◆ The request
Find the lines that hold the word "Seedless" and return them.

-- Start of Information given --

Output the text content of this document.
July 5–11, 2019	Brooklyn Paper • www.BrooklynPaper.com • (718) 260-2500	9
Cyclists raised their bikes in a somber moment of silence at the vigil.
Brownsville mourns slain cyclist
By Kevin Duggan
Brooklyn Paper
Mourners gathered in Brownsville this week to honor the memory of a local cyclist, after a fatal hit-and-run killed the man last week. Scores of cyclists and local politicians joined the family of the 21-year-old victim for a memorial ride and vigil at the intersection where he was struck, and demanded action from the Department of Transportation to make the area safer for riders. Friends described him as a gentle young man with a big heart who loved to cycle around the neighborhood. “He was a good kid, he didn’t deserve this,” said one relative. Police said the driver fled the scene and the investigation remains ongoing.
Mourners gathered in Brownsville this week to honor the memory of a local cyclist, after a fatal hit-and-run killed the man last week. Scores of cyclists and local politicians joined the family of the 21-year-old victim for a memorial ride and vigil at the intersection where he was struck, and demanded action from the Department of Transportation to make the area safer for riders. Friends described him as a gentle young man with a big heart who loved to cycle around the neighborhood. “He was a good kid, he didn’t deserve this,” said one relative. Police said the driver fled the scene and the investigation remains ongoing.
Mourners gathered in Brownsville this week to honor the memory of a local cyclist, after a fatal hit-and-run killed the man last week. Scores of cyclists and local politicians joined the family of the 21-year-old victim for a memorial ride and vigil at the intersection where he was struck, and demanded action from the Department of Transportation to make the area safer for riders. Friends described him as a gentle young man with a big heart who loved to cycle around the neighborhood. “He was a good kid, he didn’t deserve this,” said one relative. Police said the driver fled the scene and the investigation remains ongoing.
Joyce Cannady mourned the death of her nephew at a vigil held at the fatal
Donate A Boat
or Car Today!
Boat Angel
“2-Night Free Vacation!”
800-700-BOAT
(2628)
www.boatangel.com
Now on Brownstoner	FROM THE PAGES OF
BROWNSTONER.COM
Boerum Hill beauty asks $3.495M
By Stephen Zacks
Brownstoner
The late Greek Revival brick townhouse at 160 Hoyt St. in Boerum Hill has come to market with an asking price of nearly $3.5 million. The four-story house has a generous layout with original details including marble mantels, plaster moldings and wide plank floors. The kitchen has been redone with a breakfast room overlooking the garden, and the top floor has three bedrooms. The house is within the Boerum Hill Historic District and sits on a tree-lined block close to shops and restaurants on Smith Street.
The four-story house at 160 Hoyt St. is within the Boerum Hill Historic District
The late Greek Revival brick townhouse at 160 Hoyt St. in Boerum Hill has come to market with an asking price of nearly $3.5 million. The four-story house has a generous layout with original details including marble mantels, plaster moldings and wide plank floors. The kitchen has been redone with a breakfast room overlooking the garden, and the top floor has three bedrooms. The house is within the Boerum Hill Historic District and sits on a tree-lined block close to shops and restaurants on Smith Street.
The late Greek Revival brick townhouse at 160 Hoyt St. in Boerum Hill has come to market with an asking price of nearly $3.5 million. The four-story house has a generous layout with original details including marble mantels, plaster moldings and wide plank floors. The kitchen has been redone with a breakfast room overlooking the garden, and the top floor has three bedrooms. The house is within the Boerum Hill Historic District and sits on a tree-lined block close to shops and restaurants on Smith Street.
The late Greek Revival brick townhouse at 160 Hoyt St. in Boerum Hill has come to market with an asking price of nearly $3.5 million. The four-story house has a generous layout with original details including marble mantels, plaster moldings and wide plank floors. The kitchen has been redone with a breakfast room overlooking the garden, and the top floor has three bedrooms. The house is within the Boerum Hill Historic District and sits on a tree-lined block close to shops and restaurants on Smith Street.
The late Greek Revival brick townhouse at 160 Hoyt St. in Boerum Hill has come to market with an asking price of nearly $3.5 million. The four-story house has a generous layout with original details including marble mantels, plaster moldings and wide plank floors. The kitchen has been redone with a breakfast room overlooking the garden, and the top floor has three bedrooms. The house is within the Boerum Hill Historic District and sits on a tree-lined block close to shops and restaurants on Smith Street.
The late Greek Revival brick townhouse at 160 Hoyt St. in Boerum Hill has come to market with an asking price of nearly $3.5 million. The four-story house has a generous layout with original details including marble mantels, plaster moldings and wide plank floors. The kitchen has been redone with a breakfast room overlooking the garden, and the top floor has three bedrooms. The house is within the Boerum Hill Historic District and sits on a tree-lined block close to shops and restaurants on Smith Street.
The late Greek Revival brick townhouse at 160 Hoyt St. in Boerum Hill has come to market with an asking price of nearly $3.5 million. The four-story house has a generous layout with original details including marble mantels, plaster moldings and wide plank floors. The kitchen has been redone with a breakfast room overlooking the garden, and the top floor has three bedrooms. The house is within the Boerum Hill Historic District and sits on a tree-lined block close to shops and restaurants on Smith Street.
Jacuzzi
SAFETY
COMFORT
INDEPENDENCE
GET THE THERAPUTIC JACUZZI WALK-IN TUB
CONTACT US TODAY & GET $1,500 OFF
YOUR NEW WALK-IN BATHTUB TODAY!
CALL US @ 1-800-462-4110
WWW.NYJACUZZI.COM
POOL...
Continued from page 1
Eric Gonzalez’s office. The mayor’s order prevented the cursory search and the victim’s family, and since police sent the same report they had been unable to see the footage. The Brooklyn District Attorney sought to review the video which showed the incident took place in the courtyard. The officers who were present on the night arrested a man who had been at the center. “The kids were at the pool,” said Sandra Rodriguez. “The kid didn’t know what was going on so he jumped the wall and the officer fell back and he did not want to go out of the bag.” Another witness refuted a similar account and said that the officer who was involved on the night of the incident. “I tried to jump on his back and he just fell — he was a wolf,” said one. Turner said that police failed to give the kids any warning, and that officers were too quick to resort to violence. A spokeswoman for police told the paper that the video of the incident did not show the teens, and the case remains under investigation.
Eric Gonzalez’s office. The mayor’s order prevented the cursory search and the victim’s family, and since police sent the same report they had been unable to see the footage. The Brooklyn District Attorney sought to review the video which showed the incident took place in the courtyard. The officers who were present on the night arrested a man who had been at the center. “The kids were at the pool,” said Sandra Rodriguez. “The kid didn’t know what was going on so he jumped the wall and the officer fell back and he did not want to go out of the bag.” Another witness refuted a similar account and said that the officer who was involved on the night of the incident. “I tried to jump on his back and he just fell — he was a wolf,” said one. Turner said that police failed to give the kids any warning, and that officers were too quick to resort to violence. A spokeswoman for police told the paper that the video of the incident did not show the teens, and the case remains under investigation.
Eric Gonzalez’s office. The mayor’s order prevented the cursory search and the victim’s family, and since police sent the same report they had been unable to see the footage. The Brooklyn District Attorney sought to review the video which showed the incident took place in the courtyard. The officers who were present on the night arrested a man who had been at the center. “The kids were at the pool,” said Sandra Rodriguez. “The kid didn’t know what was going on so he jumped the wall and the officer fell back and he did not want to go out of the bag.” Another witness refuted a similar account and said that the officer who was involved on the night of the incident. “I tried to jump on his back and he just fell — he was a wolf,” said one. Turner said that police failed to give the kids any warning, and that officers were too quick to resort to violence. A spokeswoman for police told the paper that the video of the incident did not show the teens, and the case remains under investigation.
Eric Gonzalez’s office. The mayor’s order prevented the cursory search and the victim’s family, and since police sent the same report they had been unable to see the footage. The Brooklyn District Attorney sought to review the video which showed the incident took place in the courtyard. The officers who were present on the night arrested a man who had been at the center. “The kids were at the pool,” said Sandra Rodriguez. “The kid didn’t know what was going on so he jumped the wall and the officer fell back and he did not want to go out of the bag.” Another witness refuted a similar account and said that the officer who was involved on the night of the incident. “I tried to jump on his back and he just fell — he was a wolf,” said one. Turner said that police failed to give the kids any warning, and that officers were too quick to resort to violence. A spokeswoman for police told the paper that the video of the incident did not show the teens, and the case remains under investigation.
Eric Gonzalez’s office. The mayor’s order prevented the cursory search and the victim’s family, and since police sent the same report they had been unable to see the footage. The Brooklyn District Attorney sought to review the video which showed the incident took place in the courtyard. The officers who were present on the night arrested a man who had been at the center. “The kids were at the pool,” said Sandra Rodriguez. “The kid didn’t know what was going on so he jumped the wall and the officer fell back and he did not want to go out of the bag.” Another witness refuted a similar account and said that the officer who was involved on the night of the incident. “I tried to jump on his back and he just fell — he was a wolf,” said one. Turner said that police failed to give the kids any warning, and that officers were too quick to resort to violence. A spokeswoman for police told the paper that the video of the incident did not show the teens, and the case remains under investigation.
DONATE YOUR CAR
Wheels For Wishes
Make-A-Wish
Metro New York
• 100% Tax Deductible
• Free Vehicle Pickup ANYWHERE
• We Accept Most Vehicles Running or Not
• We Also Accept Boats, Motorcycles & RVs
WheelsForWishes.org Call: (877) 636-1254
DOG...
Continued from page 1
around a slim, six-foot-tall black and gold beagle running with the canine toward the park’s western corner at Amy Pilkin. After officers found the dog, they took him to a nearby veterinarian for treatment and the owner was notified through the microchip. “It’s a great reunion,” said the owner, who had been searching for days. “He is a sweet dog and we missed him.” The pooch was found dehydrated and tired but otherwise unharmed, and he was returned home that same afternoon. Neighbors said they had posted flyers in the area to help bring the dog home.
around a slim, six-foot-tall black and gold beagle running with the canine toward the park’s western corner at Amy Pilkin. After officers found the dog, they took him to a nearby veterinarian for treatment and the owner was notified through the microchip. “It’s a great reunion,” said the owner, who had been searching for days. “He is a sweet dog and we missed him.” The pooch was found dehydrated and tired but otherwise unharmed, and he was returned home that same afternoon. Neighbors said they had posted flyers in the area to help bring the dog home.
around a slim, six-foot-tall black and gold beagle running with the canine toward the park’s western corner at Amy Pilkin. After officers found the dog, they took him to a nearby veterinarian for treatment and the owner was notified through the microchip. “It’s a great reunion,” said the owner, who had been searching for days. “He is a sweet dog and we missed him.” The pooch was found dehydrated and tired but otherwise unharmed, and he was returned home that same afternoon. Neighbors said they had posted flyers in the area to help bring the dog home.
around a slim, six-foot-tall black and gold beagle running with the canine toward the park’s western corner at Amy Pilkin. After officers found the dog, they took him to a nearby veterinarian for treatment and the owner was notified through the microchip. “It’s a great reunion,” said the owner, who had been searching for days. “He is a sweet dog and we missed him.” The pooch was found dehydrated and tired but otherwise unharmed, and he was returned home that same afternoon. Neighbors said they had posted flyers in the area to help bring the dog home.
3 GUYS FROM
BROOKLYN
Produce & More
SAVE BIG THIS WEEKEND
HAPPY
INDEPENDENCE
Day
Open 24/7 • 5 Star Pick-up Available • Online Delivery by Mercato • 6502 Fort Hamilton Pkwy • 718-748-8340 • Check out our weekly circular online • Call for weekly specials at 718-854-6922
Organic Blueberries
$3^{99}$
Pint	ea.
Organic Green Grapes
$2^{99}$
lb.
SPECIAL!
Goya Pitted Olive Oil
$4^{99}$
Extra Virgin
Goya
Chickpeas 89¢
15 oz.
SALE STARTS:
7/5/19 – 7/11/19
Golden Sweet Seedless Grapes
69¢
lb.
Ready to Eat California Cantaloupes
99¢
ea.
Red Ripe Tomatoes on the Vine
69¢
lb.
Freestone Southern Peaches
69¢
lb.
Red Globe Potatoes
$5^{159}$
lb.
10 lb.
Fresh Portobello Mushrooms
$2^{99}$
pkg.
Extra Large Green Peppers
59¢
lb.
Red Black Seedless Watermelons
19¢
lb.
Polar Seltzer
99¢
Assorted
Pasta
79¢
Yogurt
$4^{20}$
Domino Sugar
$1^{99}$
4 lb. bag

-- End of Information given --

◆ Task answer
Golden Sweet Seedless Grapes
Red Black Seedless Watermelons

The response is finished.